# Given exercise
Go through the entries below and copy each line containing the word "First".
— START Data provided —
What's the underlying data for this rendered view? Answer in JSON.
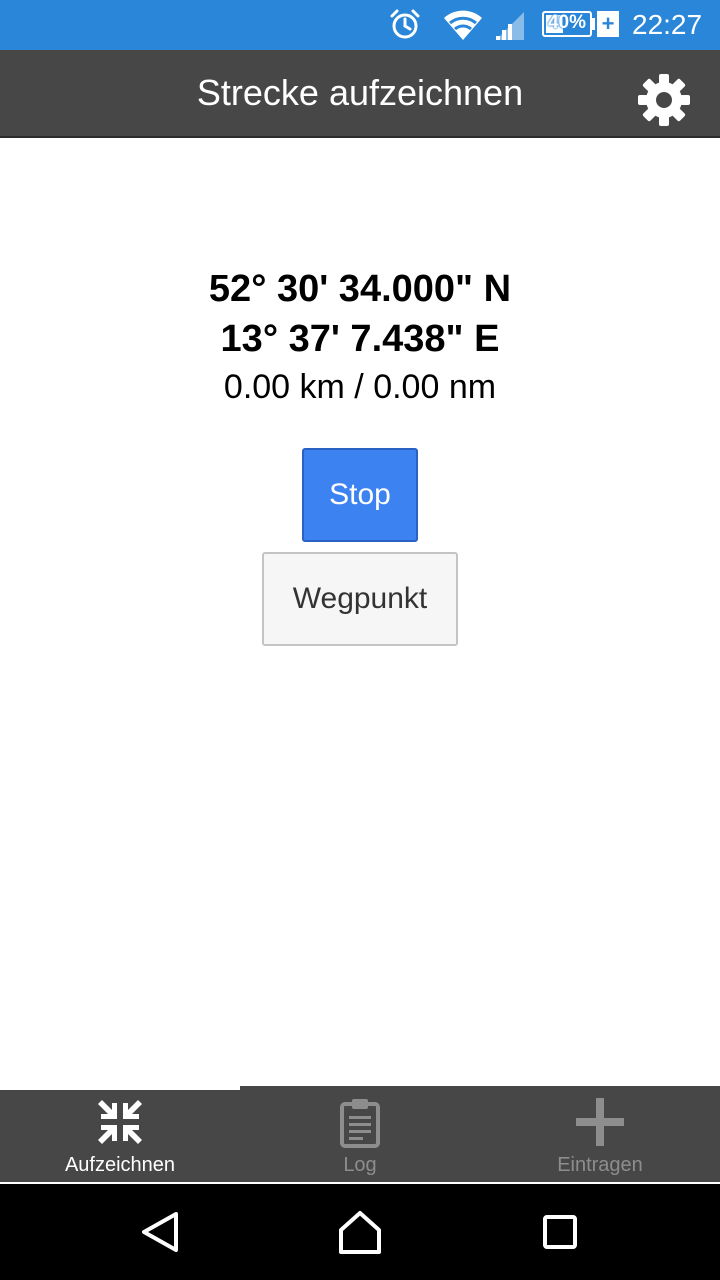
{
  "status_bar": {
    "time": "22:27",
    "battery_percent": "40%",
    "battery_level": 0.4,
    "charging_symbol": "+",
    "icons": [
      "alarm-icon",
      "wifi-icon",
      "signal-icon",
      "battery-icon",
      "charging-icon"
    ]
  },
  "toolbar": {
    "title": "Strecke aufzeichnen",
    "settings_icon": "gear-icon"
  },
  "position": {
    "latitude": "52° 30' 34.000\" N",
    "longitude": "13° 37' 7.438\" E",
    "distance": "0.00 km / 0.00 nm"
  },
  "actions": {
    "stop_label": "Stop",
    "waypoint_label": "Wegpunkt"
  },
  "tabs": [
    {
      "label": "Aufzeichnen",
      "icon": "compress-arrows-icon",
      "active": true
    },
    {
      "label": "Log",
      "icon": "clipboard-icon",
      "active": false
    },
    {
      "label": "Eintragen",
      "icon": "plus-icon",
      "active": false
    }
  ],
  "nav_bar": {
    "icons": [
      "back-icon",
      "home-icon",
      "recents-icon"
    ]
  },
  "colors": {
    "status_bar": "#2a86d9",
    "toolbar": "#474747",
    "accent_button": "#3d82f1",
    "tab_active": "#ffffff",
    "tab_inactive": "#8d8d8d"
  }
}
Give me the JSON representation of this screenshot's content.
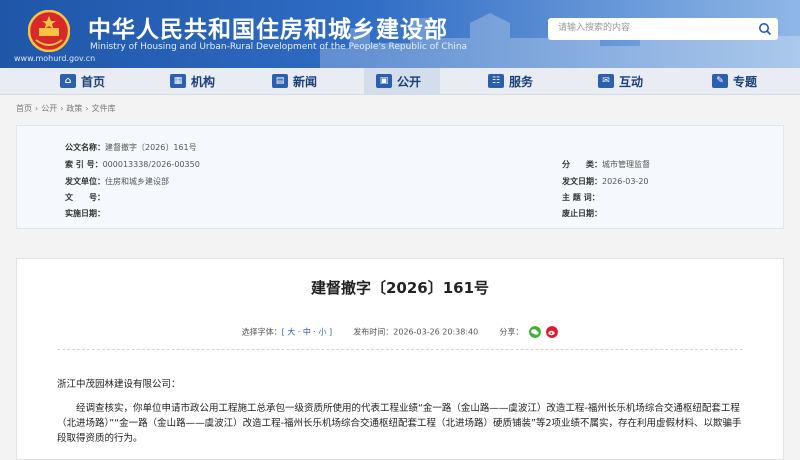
{
  "header": {
    "title_cn": "中华人民共和国住房和城乡建设部",
    "title_en": "Ministry of Housing and Urban-Rural Development of the People's Republic of China",
    "url": "www.mohurd.gov.cn",
    "search_placeholder": "请输入搜索的内容",
    "brand_color": "#2560b5"
  },
  "nav": [
    {
      "label": "首页",
      "icon": "home-icon"
    },
    {
      "label": "机构",
      "icon": "org-icon"
    },
    {
      "label": "新闻",
      "icon": "news-icon"
    },
    {
      "label": "公开",
      "icon": "open-icon",
      "active": true
    },
    {
      "label": "服务",
      "icon": "service-icon"
    },
    {
      "label": "互动",
      "icon": "interact-icon"
    },
    {
      "label": "专题",
      "icon": "topic-icon"
    }
  ],
  "breadcrumb": [
    "首页",
    "公开",
    "政策",
    "文件库"
  ],
  "info": {
    "doc_name_label": "公文名称：",
    "doc_name": "建督撤字〔2026〕161号",
    "index_label": "索 引 号：",
    "index": "000013338/2026-00350",
    "category_label": "分　　类：",
    "category": "城市管理监督",
    "issuer_label": "发文单位：",
    "issuer": "住房和城乡建设部",
    "date_label": "发文日期：",
    "date": "2026-03-20",
    "docno_label": "文　　号：",
    "docno": "",
    "subject_label": "主 题 词：",
    "subject": "",
    "effective_label": "实施日期：",
    "effective": "",
    "expire_label": "废止日期：",
    "expire": ""
  },
  "article": {
    "title": "建督撤字〔2026〕161号",
    "font_label": "选择字体：",
    "font_options": "[ 大 · 中 · 小 ]",
    "publish_label": "发布时间：",
    "publish_time": "2026-03-26 20:38:40",
    "share_label": "分享：",
    "addressee": "浙江中茂园林建设有限公司：",
    "body1": "经调查核实，你单位申请市政公用工程施工总承包一级资质所使用的代表工程业绩“金一路（金山路——虞波江）改造工程-福州长乐机场综合交通枢纽配套工程（北进场路）”“金一路（金山路——虞波江）改造工程-福州长乐机场综合交通枢纽配套工程（北进场路）硬质铺装”等2项业绩不属实，存在利用虚假材料、以欺骗手段取得资质的行为。"
  }
}
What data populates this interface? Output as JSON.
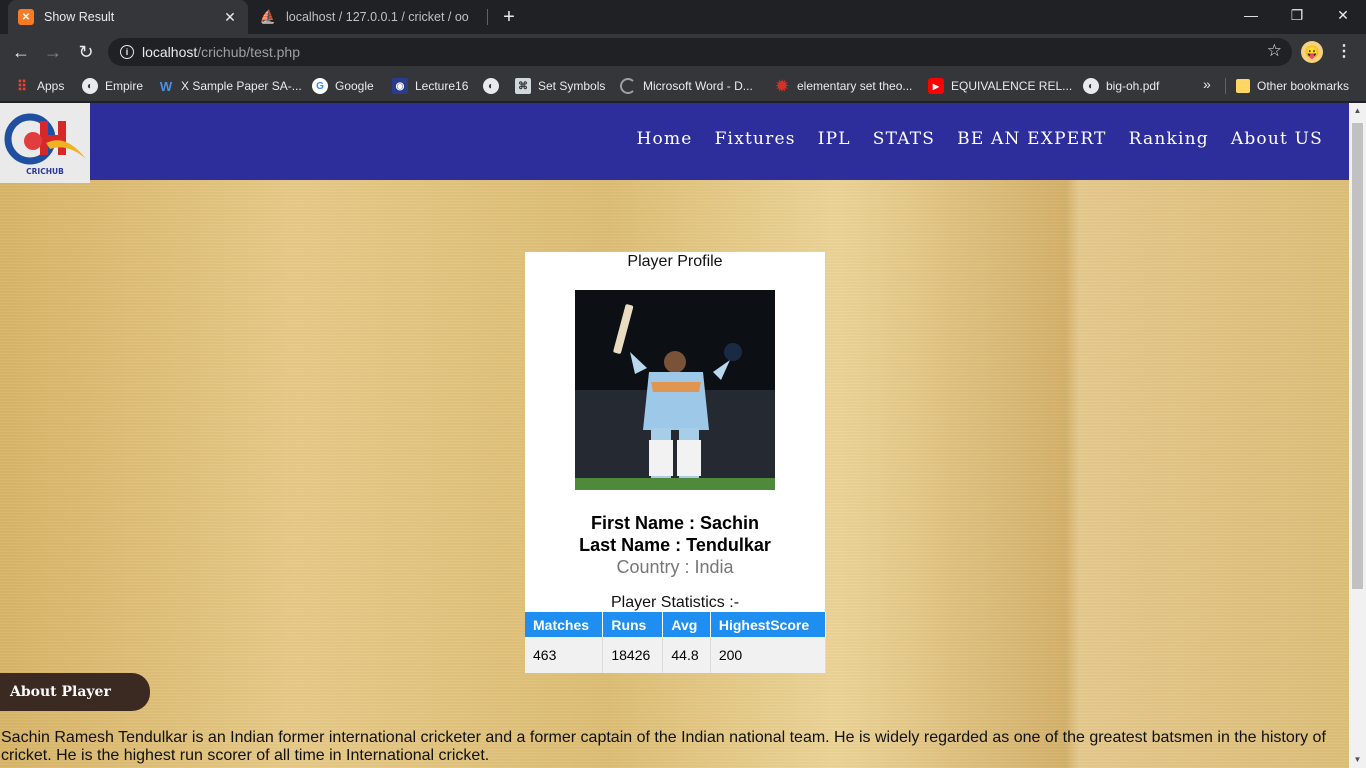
{
  "browser": {
    "tabs": [
      {
        "title": "Show Result",
        "icon": "xampp-icon",
        "active": true
      },
      {
        "title": "localhost / 127.0.0.1 / cricket / oo",
        "icon": "phpmyadmin-icon",
        "active": false
      }
    ],
    "url_host": "localhost",
    "url_path": "/crichub/test.php",
    "bookmarks": [
      {
        "label": "Apps",
        "icon": "apps-grid-icon"
      },
      {
        "label": "Empire",
        "icon": "globe-icon"
      },
      {
        "label": "X Sample Paper SA-...",
        "icon": "w-icon"
      },
      {
        "label": "Google",
        "icon": "google-icon"
      },
      {
        "label": "Lecture16",
        "icon": "lecture-icon"
      },
      {
        "label": "",
        "icon": "globe-icon"
      },
      {
        "label": "Set Symbols",
        "icon": "symbols-icon"
      },
      {
        "label": "Microsoft Word - D...",
        "icon": "loading-icon"
      },
      {
        "label": "elementary set theo...",
        "icon": "gear-red-icon"
      },
      {
        "label": "EQUIVALENCE REL...",
        "icon": "youtube-icon"
      },
      {
        "label": "big-oh.pdf",
        "icon": "globe-icon"
      }
    ],
    "other_bookmarks": "Other bookmarks"
  },
  "site": {
    "logo_text": "CRICHUB",
    "nav": [
      "Home",
      "Fixtures",
      "IPL",
      "STATS",
      "BE AN EXPERT",
      "Ranking",
      "About US"
    ]
  },
  "profile": {
    "heading": "Player Profile",
    "first_name": "First Name : Sachin",
    "last_name": "Last Name : Tendulkar",
    "country": "Country : India",
    "stats_heading": "Player Statistics :-",
    "stats_columns": [
      "Matches",
      "Runs",
      "Avg",
      "HighestScore"
    ],
    "stats_values": [
      "463",
      "18426",
      "44.8",
      "200"
    ]
  },
  "about": {
    "badge": "About Player",
    "text": "Sachin Ramesh Tendulkar is an Indian former international cricketer and a former captain of the Indian national team. He is widely regarded as one of the greatest batsmen in the history of cricket. He is the highest run scorer of all time in International cricket."
  }
}
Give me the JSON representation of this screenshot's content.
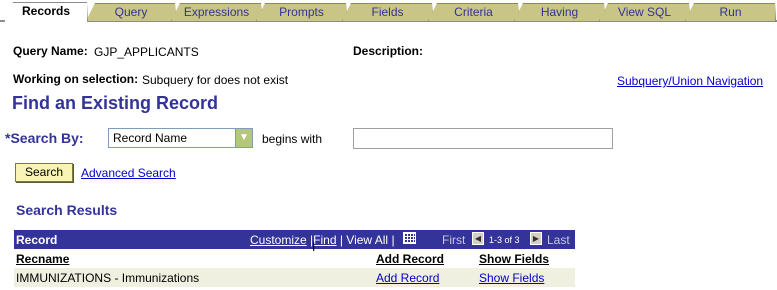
{
  "tabs": [
    {
      "label": "Records",
      "active": true
    },
    {
      "label": "Query",
      "active": false
    },
    {
      "label": "Expressions",
      "active": false
    },
    {
      "label": "Prompts",
      "active": false
    },
    {
      "label": "Fields",
      "active": false
    },
    {
      "label": "Criteria",
      "active": false
    },
    {
      "label": "Having",
      "active": false
    },
    {
      "label": "View SQL",
      "active": false
    },
    {
      "label": "Run",
      "active": false
    }
  ],
  "query": {
    "name_label": "Query Name:",
    "name_value": "GJP_APPLICANTS",
    "description_label": "Description:",
    "selection_label": "Working on selection:",
    "selection_value": "Subquery for does not exist",
    "nav_link": "Subquery/Union Navigation"
  },
  "find": {
    "title": "Find an Existing Record",
    "search_by_label": "*Search By:",
    "search_by_value": "Record Name",
    "operator_label": "begins with",
    "search_value": "",
    "search_button": "Search",
    "advanced_link": "Advanced Search"
  },
  "results": {
    "title": "Search Results",
    "grid_title": "Record",
    "customize": "Customize",
    "find": "Find",
    "view_all": "View All",
    "sep": "|",
    "first": "First",
    "count": "1-3 of 3",
    "last": "Last",
    "columns": [
      "Recname",
      "Add Record",
      "Show Fields"
    ],
    "rows": [
      {
        "recname": "IMMUNIZATIONS - Immunizations",
        "add": "Add Record",
        "show": "Show Fields"
      }
    ]
  },
  "colors": {
    "accent": "#333399",
    "tab": "#c9c586",
    "link": "#0000cc"
  }
}
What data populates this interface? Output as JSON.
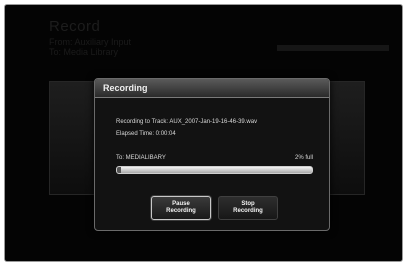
{
  "background": {
    "title": "Record",
    "from": "From: Auxiliary Input",
    "to": "To: Media Library"
  },
  "dialog": {
    "title": "Recording",
    "track_line": "Recording to Track: AUX_2007-Jan-19-16-46-39.wav",
    "elapsed_line": "Elapsed Time: 0:00:04",
    "destination": "To: MEDIALIBARY",
    "percent_full": "2% full",
    "progress_fraction": 0.02
  },
  "buttons": {
    "pause_line1": "Pause",
    "pause_line2": "Recording",
    "stop_line1": "Stop",
    "stop_line2": "Recording"
  },
  "colors": {
    "screen_bg": "#040404",
    "dialog_bg": "#121212",
    "text": "#d8d8d8"
  }
}
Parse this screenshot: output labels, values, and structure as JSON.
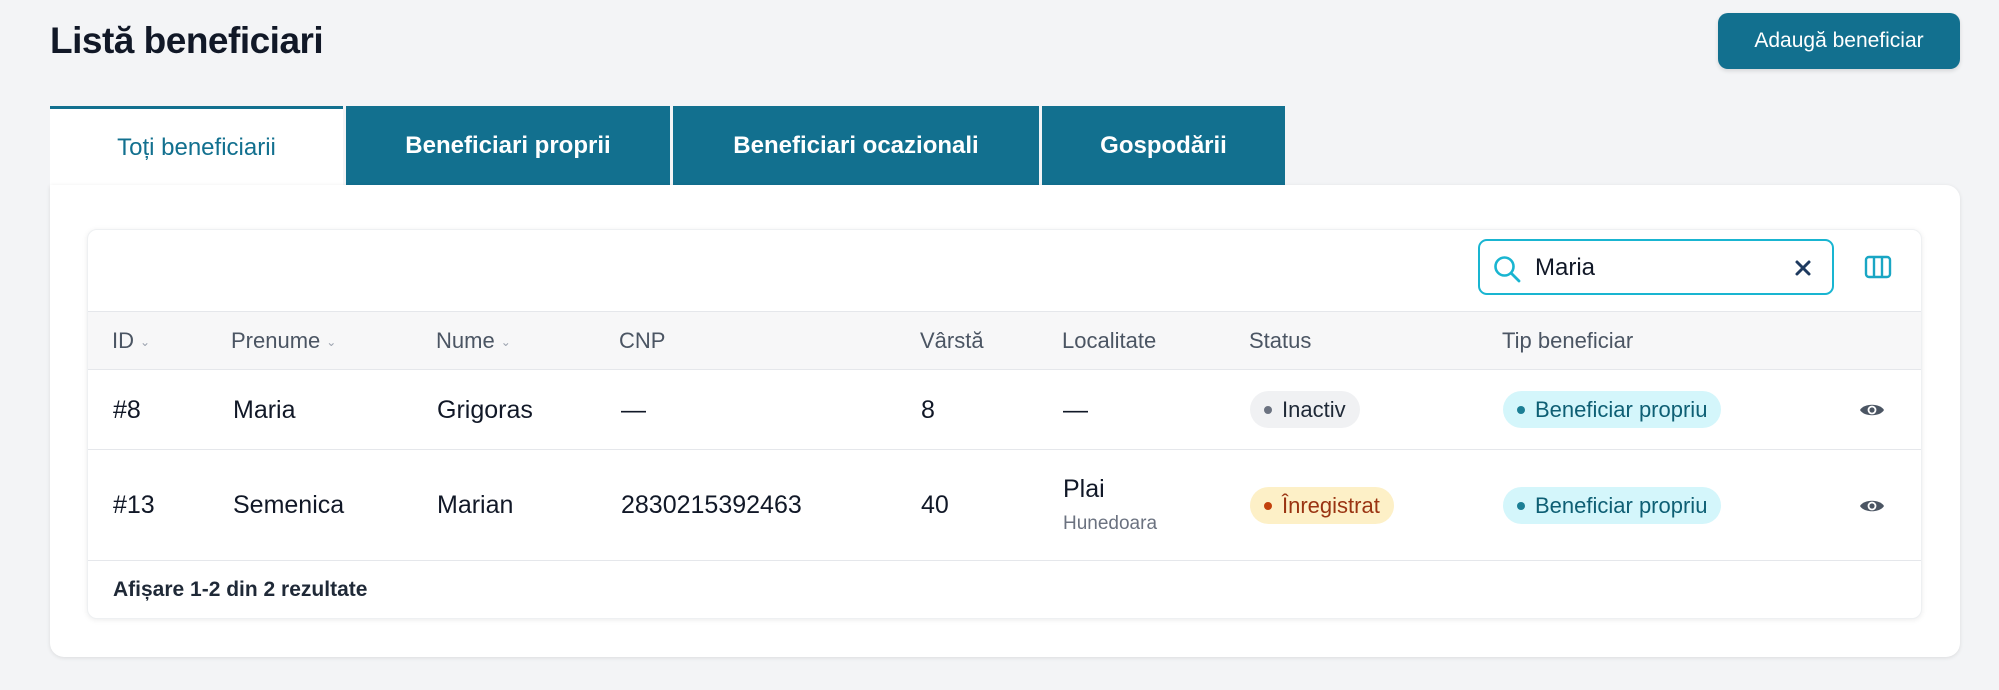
{
  "header": {
    "title": "Listă beneficiari",
    "add_button": "Adaugă beneficiar"
  },
  "tabs": [
    {
      "label": "Toți beneficiarii",
      "active": true
    },
    {
      "label": "Beneficiari proprii",
      "active": false
    },
    {
      "label": "Beneficiari ocazionali",
      "active": false
    },
    {
      "label": "Gospodării",
      "active": false
    }
  ],
  "search": {
    "value": "Maria",
    "icon": "search-icon",
    "clear_icon": "close-icon"
  },
  "columns_icon": "columns-icon",
  "table": {
    "headers": {
      "id": "ID",
      "prenume": "Prenume",
      "nume": "Nume",
      "cnp": "CNP",
      "varsta": "Vârstă",
      "localitate": "Localitate",
      "status": "Status",
      "tip": "Tip beneficiar"
    },
    "rows": [
      {
        "id": "#8",
        "prenume": "Maria",
        "nume": "Grigoras",
        "cnp": "—",
        "varsta": "8",
        "localitate": "—",
        "judet": "",
        "status": "Inactiv",
        "tip": "Beneficiar propriu"
      },
      {
        "id": "#13",
        "prenume": "Semenica",
        "nume": "Marian",
        "cnp": "2830215392463",
        "varsta": "40",
        "localitate": "Plai",
        "judet": "Hunedoara",
        "status": "Înregistrat",
        "tip": "Beneficiar propriu"
      }
    ]
  },
  "footer": {
    "results": "Afișare 1-2 din 2 rezultate"
  },
  "colors": {
    "primary": "#12708f",
    "search_border": "#19b5d1",
    "background": "#f3f4f6",
    "status_inactive_bg": "#f0f1f3",
    "status_registered_bg": "#fdf0c7",
    "type_badge_bg": "#d4f6fb"
  }
}
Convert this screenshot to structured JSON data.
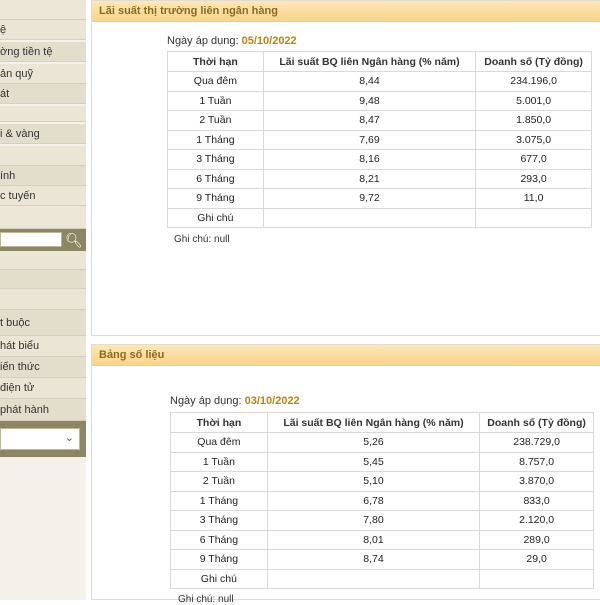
{
  "sidebar": {
    "items": [
      {
        "label": "ệ"
      },
      {
        "label": "ờng tiền tệ"
      },
      {
        "label": "ản quỹ"
      },
      {
        "label": "át"
      },
      {
        "label": ""
      },
      {
        "label": "i & vàng"
      },
      {
        "label": ""
      },
      {
        "label": "ính"
      },
      {
        "label": "c tuyến"
      }
    ],
    "items2": [
      {
        "label": ""
      },
      {
        "label": ""
      },
      {
        "label": ""
      },
      {
        "label": "t buộc"
      },
      {
        "label": "hát biểu"
      },
      {
        "label": "iến thức"
      },
      {
        "label": "điện tử"
      },
      {
        "label": "phát hành"
      }
    ]
  },
  "panel1": {
    "title": "Lãi suất thị trường liên ngân hàng",
    "apply_label": "Ngày áp dụng: ",
    "apply_date": "05/10/2022",
    "headers": [
      "Thời hạn",
      "Lãi suất BQ liên Ngân hàng (% năm)",
      "Doanh số (Tỷ đồng)"
    ],
    "rows": [
      [
        "Qua đêm",
        "8,44",
        "234.196,0"
      ],
      [
        "1 Tuần",
        "9,48",
        "5.001,0"
      ],
      [
        "2 Tuần",
        "8,47",
        "1.850,0"
      ],
      [
        "1 Tháng",
        "7,69",
        "3.075,0"
      ],
      [
        "3 Tháng",
        "8,16",
        "677,0"
      ],
      [
        "6 Tháng",
        "8,21",
        "293,0"
      ],
      [
        "9 Tháng",
        "9,72",
        "11,0"
      ],
      [
        "Ghi chú",
        "",
        ""
      ]
    ],
    "note": "Ghi chú: null"
  },
  "panel2": {
    "title": "Bảng số liệu",
    "apply_label": "Ngày áp dụng: ",
    "apply_date": "03/10/2022",
    "headers": [
      "Thời hạn",
      "Lãi suất BQ liên Ngân hàng (% năm)",
      "Doanh số (Tỷ đồng)"
    ],
    "rows": [
      [
        "Qua đêm",
        "5,26",
        "238.729,0"
      ],
      [
        "1 Tuần",
        "5,45",
        "8.757,0"
      ],
      [
        "2 Tuần",
        "5,10",
        "3.870,0"
      ],
      [
        "1 Tháng",
        "6,78",
        "833,0"
      ],
      [
        "3 Tháng",
        "7,80",
        "2.120,0"
      ],
      [
        "6 Tháng",
        "8,01",
        "289,0"
      ],
      [
        "9 Tháng",
        "8,74",
        "29,0"
      ],
      [
        "Ghi chú",
        "",
        ""
      ]
    ],
    "note": "Ghi chú: null"
  },
  "icons": {
    "search": "search-icon",
    "dropdown": "chevron-down-icon"
  },
  "colors": {
    "header_gold": "#8a6c1e",
    "date_gold": "#b8860b",
    "sidebar_olive": "#8c8662"
  }
}
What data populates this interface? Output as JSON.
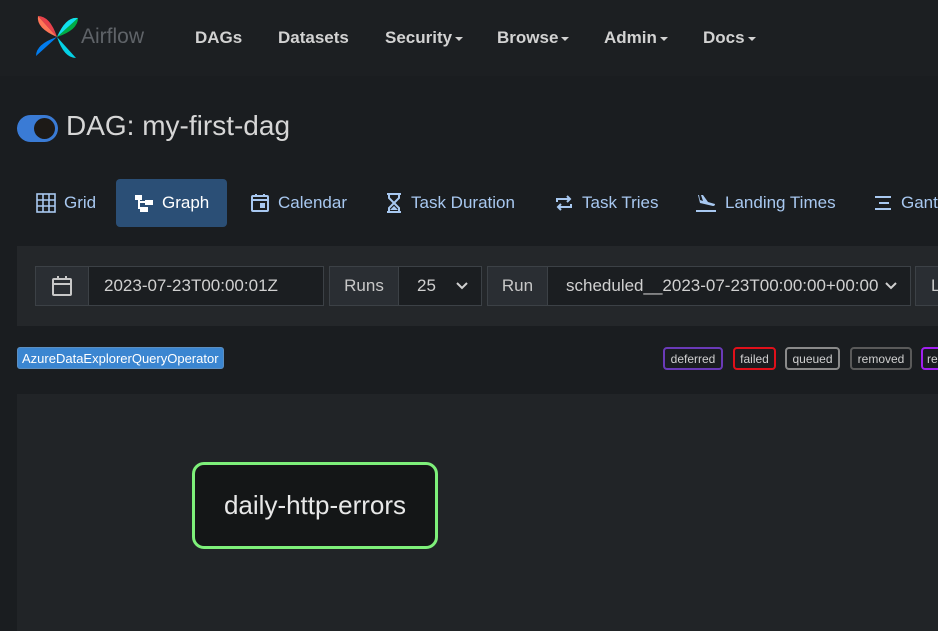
— END Data provided —
# Result for this task
    "first_name": "First Name : Sachin",
    "first": "First",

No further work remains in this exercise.